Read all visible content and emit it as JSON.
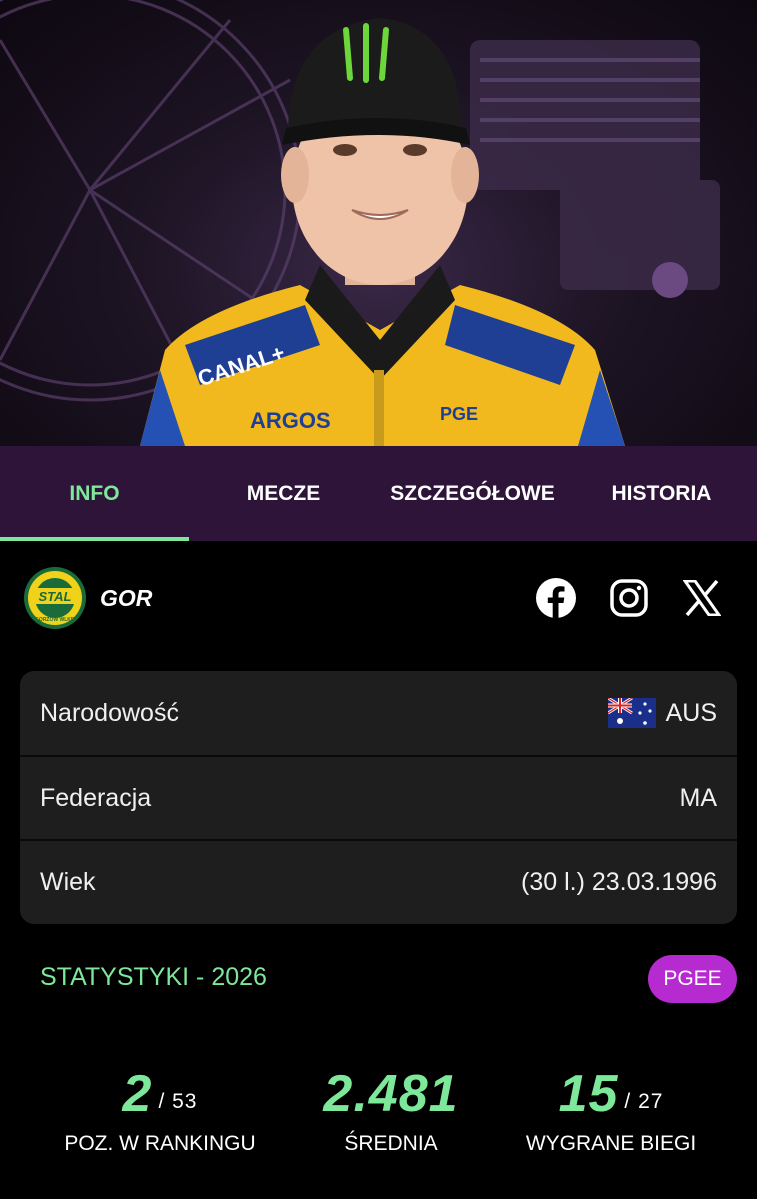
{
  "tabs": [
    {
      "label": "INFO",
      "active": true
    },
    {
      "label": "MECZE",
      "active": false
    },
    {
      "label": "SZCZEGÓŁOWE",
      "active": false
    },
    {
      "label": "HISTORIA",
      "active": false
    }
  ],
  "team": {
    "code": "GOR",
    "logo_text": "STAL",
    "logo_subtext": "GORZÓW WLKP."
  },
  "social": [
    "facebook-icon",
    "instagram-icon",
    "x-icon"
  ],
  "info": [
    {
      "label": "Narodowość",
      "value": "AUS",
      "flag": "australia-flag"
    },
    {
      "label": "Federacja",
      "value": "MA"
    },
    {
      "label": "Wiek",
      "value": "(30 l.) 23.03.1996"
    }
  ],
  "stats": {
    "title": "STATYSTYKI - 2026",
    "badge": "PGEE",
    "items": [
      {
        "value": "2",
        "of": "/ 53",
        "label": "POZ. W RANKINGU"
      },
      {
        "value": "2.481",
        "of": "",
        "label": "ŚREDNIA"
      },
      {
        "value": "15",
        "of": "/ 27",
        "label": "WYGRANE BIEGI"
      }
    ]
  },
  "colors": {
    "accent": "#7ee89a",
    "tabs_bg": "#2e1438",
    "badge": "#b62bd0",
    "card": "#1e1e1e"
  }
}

----------

» **What the exercise asks**
Without including any pictures, print all of the material exactly as given.

» **The solution**
Read all visible content and emit it as JSON.
{
  "tabs": [
    {
      "label": "INFO",
      "active": true
    },
    {
      "label": "MECZE",
      "active": false
    },
    {
      "label": "SZCZEGÓŁOWE",
      "active": false
    },
    {
      "label": "HISTORIA",
      "active": false
    }
  ],
  "team": {
    "code": "GOR",
    "logo_text": "STAL",
    "logo_subtext": "GORZÓW WLKP."
  },
  "social": [
    "facebook-icon",
    "instagram-icon",
    "x-icon"
  ],
  "info": [
    {
      "label": "Narodowość",
      "value": "AUS",
      "flag": "australia-flag"
    },
    {
      "label": "Federacja",
      "value": "MA"
    },
    {
      "label": "Wiek",
      "value": "(30 l.) 23.03.1996"
    }
  ],
  "stats": {
    "title": "STATYSTYKI - 2026",
    "badge": "PGEE",
    "items": [
      {
        "value": "2",
        "of": "/ 53",
        "label": "POZ. W RANKINGU"
      },
      {
        "value": "2.481",
        "of": "",
        "label": "ŚREDNIA"
      },
      {
        "value": "15",
        "of": "/ 27",
        "label": "WYGRANE BIEGI"
      }
    ]
  },
  "colors": {
    "accent": "#7ee89a",
    "tabs_bg": "#2e1438",
    "badge": "#b62bd0",
    "card": "#1e1e1e"
  }
}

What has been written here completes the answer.